_Set problem_
Read through the data and report every line in which the word "hogy" occurs.

_Records provided_
========================
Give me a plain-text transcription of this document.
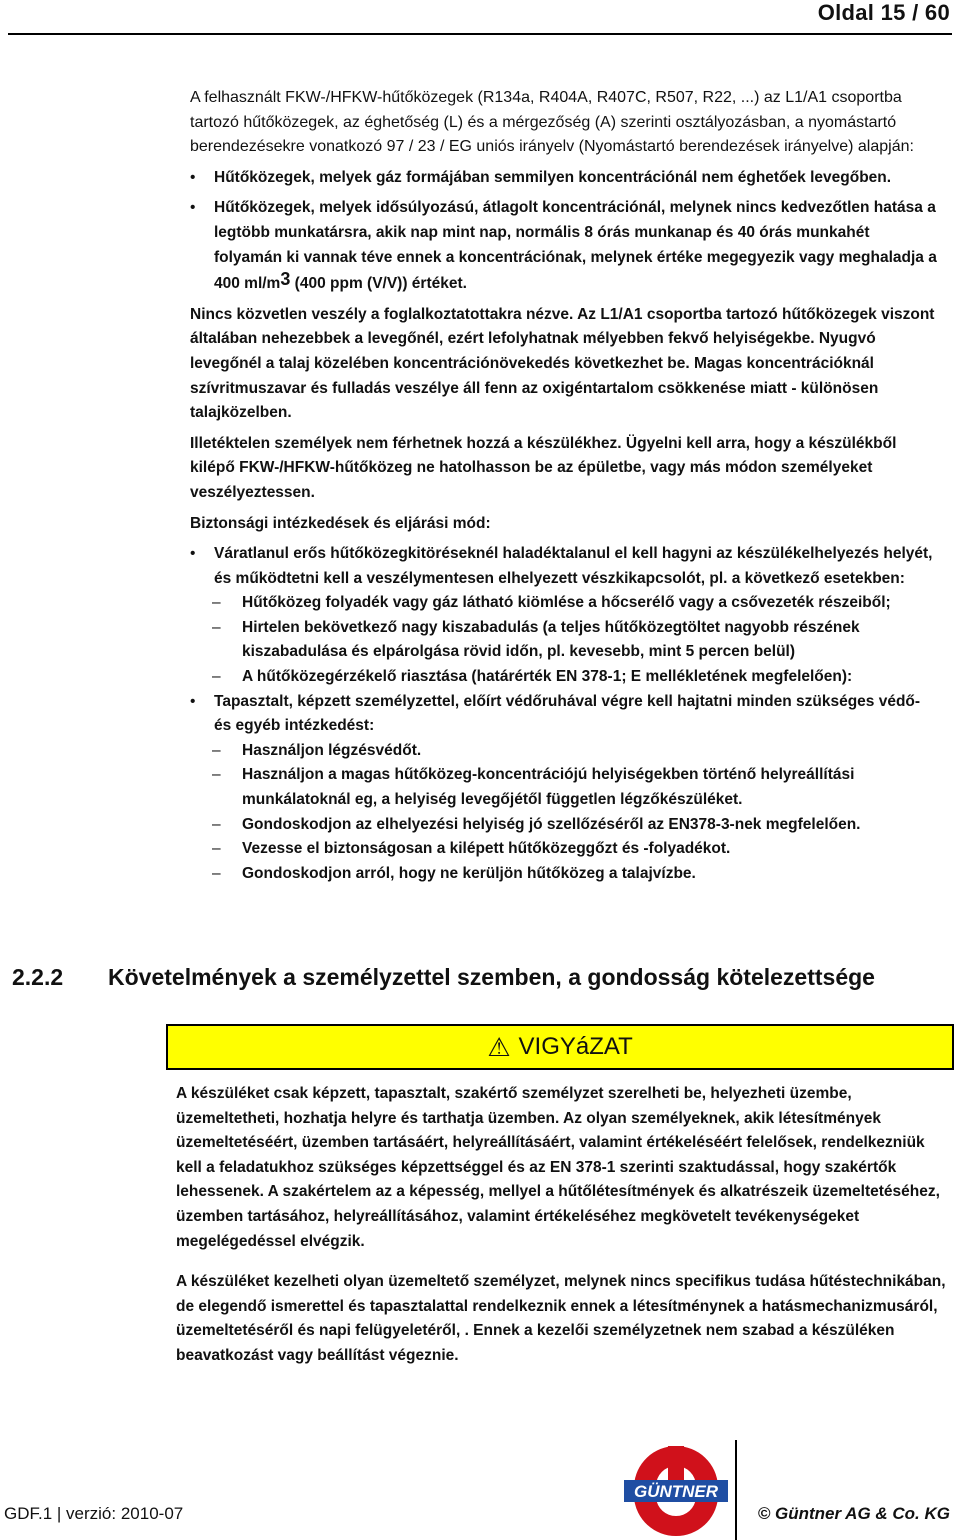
Oldal 15 / 60

A felhasznált FKW-/HFKW-hűtőközegek (R134a, R404A, R407C, R507, R22, ...) az L1/A1 csoportba tartozó hűtőközegek, az éghetőség (L) és a mérgezőség (A) szerinti osztályozásban, a nyomástartó berendezésekre vonatkozó 97 / 23 / EG uniós irányelv (Nyomástartó berendezések irányelve) alapján:

• Hűtőközegek, melyek gáz formájában semmilyen koncentrációnál nem éghetőek levegőben.
• Hűtőközegek, melyek idősúlyozású, átlagolt koncentrációnál, melynek nincs kedvezőtlen hatása a legtöbb munkatársra, akik nap mint nap, normális 8 órás munkanap és 40 órás munkahét folyamán ki vannak téve ennek a koncentrációnak, melynek értéke megegyezik vagy meghaladja a 400 ml/m3 (400 ppm (V/V)) értéket.

Nincs közvetlen veszély a foglalkoztatottakra nézve. Az L1/A1 csoportba tartozó hűtőközegek viszont általában nehezebbek a levegőnél, ezért lefolyhatnak mélyebben fekvő helyiségekbe. Nyugvó levegőnél a talaj közelében koncentrációnövekedés következhet be. Magas koncentrációknál szívritmuszavar és fulladás veszélye áll fenn az oxigéntartalom csökkenése miatt - különösen talajközelben.

Illetéktelen személyek nem férhetnek hozzá a készülékhez. Ügyelni kell arra, hogy a készülékből kilépő FKW-/HFKW-hűtőközeg ne hatolhasson be az épületbe, vagy más módon személyeket veszélyeztessen.

Biztonsági intézkedések és eljárási mód:

• Váratlanul erős hűtőközegkitöréseknél haladéktalanul el kell hagyni az készülékelhelyezés helyét, és működtetni kell a veszélymentesen elhelyezett vészkikapcsolót, pl. a következő esetekben:
– Hűtőközeg folyadék vagy gáz látható kiömlése a hőcserélő vagy a csővezeték részeiből;
– Hirtelen bekövetkező nagy kiszabadulás (a teljes hűtőközegtöltet nagyobb részének kiszabadulása és elpárolgása rövid időn, pl. kevesebb, mint 5 percen belül)
– A hűtőközegérzékelő riasztása (határérték EN 378-1; E mellékletének megfelelően):
• Tapasztalt, képzett személyzettel, előírt védőruhával végre kell hajtatni minden szükséges védő- és egyéb intézkedést:
– Használjon légzésvédőt.
– Használjon a magas hűtőközeg-koncentrációjú helyiségekben történő helyreállítási munkálatoknál eg, a helyiség levegőjétől független légzőkészüléket.
– Gondoskodjon az elhelyezési helyiség jó szellőzéséről az EN378-3-nek megfelelően.
– Vezesse el biztonságosan a kilépett hűtőközeggőzt és -folyadékot.
– Gondoskodjon arról, hogy ne kerüljön hűtőközeg a talajvízbe.
2.2.2 Követelmények a személyzettel szemben, a gondosság kötelezettsége
⚠ VIGYáZAT

A készüléket csak képzett, tapasztalt, szakértő személyzet szerelheti be, helyezheti üzembe, üzemeltetheti, hozhatja helyre és tarthatja üzemben. Az olyan személyeknek, akik létesítmények üzemeltetéséért, üzemben tartásáért, helyreállításáért, valamint értékeléséért felelősek, rendelkezniük kell a feladatukhoz szükséges képzettséggel és az EN 378-1 szerinti szaktudással, hogy szakértők lehessenek. A szakértelem az a képesség, mellyel a hűtőlétesítmények és alkatrészeik üzemeltetéséhez, üzemben tartásához, helyreállításához, valamint értékeléséhez megkövetelt tevékenységeket megelégedéssel elvégzik.

A készüléket kezelheti olyan üzemeltető személyzet, melynek nincs specifikus tudása hűtéstechnikában, de elegendő ismerettel és tapasztalattal rendelkeznik ennek a létesítménynek a hatásmechanizmusáról, üzemeltetéséről és napi felügyeletéről, . Ennek a kezelői személyzetnek nem szabad a készüléken beavatkozást vagy beállítást végeznie.

GÜNTNER
GDF.1 | verzió: 2010-07	© Güntner AG & Co. KG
========================
_Problem solution_
Illetéktelen személyek nem férhetnek hozzá a készülékhez. Ügyelni kell arra, hogy a készülékből kilépő FKW-/HFKW-hűtőközeg ne hatolhasson be az épületbe, vagy más módon személyeket veszélyeztessen.
– Gondoskodjon arról, hogy ne kerüljön hűtőközeg a talajvízbe.
A készüléket csak képzett, tapasztalt, szakértő személyzet szerelheti be, helyezheti üzembe, üzemeltetheti, hozhatja helyre és tarthatja üzemben. Az olyan személyeknek, akik létesítmények üzemeltetéséért, üzemben tartásáért, helyreállításáért, valamint értékeléséért felelősek, rendelkezniük kell a feladatukhoz szükséges képzettséggel és az EN 378-1 szerinti szaktudással, hogy szakértők lehessenek. A szakértelem az a képesség, mellyel a hűtőlétesítmények és alkatrészeik üzemeltetéséhez, üzemben tartásához, helyreállításához, valamint értékeléséhez megkövetelt tevékenységeket megelégedéssel elvégzik.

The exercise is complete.